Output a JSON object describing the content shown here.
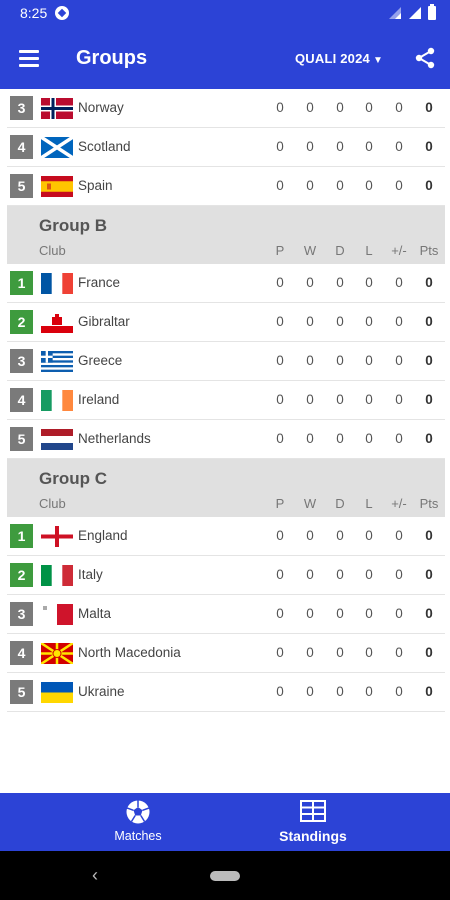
{
  "status_bar": {
    "time": "8:25"
  },
  "app_bar": {
    "title": "Groups",
    "competition": "QUALI 2024"
  },
  "stat_headers": {
    "club": "Club",
    "p": "P",
    "w": "W",
    "d": "D",
    "l": "L",
    "gd": "+/-",
    "pts": "Pts"
  },
  "colors": {
    "primary": "#2c43d6",
    "qualify_green": "#3e9b3e",
    "position_gray": "#7a7a7a"
  },
  "group_a_tail": [
    {
      "pos": "3",
      "team": "Norway",
      "flag": "norway",
      "status": "gray",
      "p": "0",
      "w": "0",
      "d": "0",
      "l": "0",
      "gd": "0",
      "pts": "0"
    },
    {
      "pos": "4",
      "team": "Scotland",
      "flag": "scotland",
      "status": "gray",
      "p": "0",
      "w": "0",
      "d": "0",
      "l": "0",
      "gd": "0",
      "pts": "0"
    },
    {
      "pos": "5",
      "team": "Spain",
      "flag": "spain",
      "status": "gray",
      "p": "0",
      "w": "0",
      "d": "0",
      "l": "0",
      "gd": "0",
      "pts": "0"
    }
  ],
  "group_b": {
    "title": "Group B",
    "teams": [
      {
        "pos": "1",
        "team": "France",
        "flag": "france",
        "status": "green",
        "p": "0",
        "w": "0",
        "d": "0",
        "l": "0",
        "gd": "0",
        "pts": "0"
      },
      {
        "pos": "2",
        "team": "Gibraltar",
        "flag": "gibraltar",
        "status": "green",
        "p": "0",
        "w": "0",
        "d": "0",
        "l": "0",
        "gd": "0",
        "pts": "0"
      },
      {
        "pos": "3",
        "team": "Greece",
        "flag": "greece",
        "status": "gray",
        "p": "0",
        "w": "0",
        "d": "0",
        "l": "0",
        "gd": "0",
        "pts": "0"
      },
      {
        "pos": "4",
        "team": "Ireland",
        "flag": "ireland",
        "status": "gray",
        "p": "0",
        "w": "0",
        "d": "0",
        "l": "0",
        "gd": "0",
        "pts": "0"
      },
      {
        "pos": "5",
        "team": "Netherlands",
        "flag": "netherlands",
        "status": "gray",
        "p": "0",
        "w": "0",
        "d": "0",
        "l": "0",
        "gd": "0",
        "pts": "0"
      }
    ]
  },
  "group_c": {
    "title": "Group C",
    "teams": [
      {
        "pos": "1",
        "team": "England",
        "flag": "england",
        "status": "green",
        "p": "0",
        "w": "0",
        "d": "0",
        "l": "0",
        "gd": "0",
        "pts": "0"
      },
      {
        "pos": "2",
        "team": "Italy",
        "flag": "italy",
        "status": "green",
        "p": "0",
        "w": "0",
        "d": "0",
        "l": "0",
        "gd": "0",
        "pts": "0"
      },
      {
        "pos": "3",
        "team": "Malta",
        "flag": "malta",
        "status": "gray",
        "p": "0",
        "w": "0",
        "d": "0",
        "l": "0",
        "gd": "0",
        "pts": "0"
      },
      {
        "pos": "4",
        "team": "North Macedonia",
        "flag": "north-macedonia",
        "status": "gray",
        "p": "0",
        "w": "0",
        "d": "0",
        "l": "0",
        "gd": "0",
        "pts": "0"
      },
      {
        "pos": "5",
        "team": "Ukraine",
        "flag": "ukraine",
        "status": "gray",
        "p": "0",
        "w": "0",
        "d": "0",
        "l": "0",
        "gd": "0",
        "pts": "0"
      }
    ]
  },
  "bottom_nav": [
    {
      "label": "Matches",
      "icon": "soccer-ball-icon"
    },
    {
      "label": "Standings",
      "icon": "table-icon"
    }
  ]
}
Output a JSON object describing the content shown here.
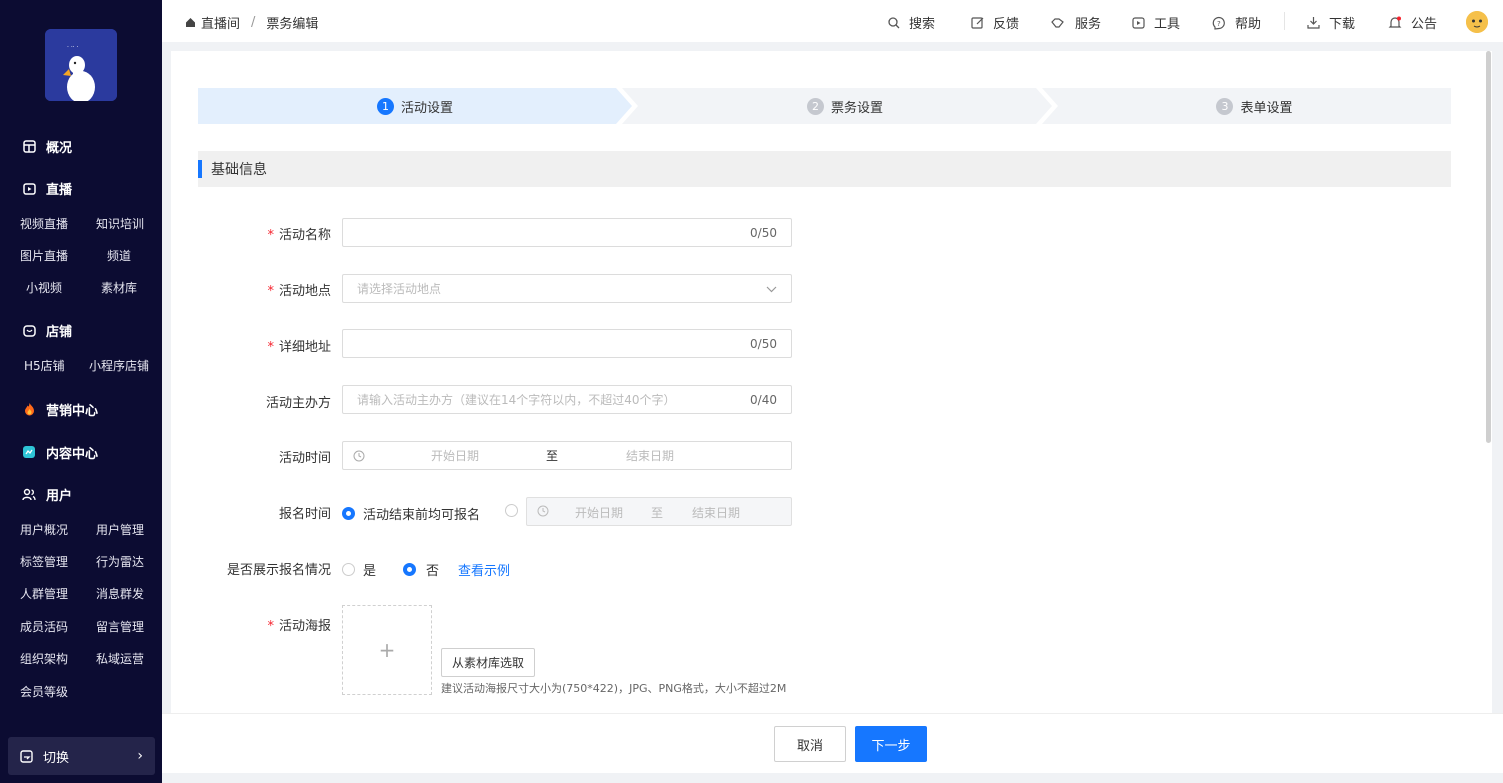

# # # # # # #

Written exercise:
Please list every line of the records that contains "icon".

Response to this exercise:
      "icon": "soccer-ball-icon"
      "icon": "table-icon"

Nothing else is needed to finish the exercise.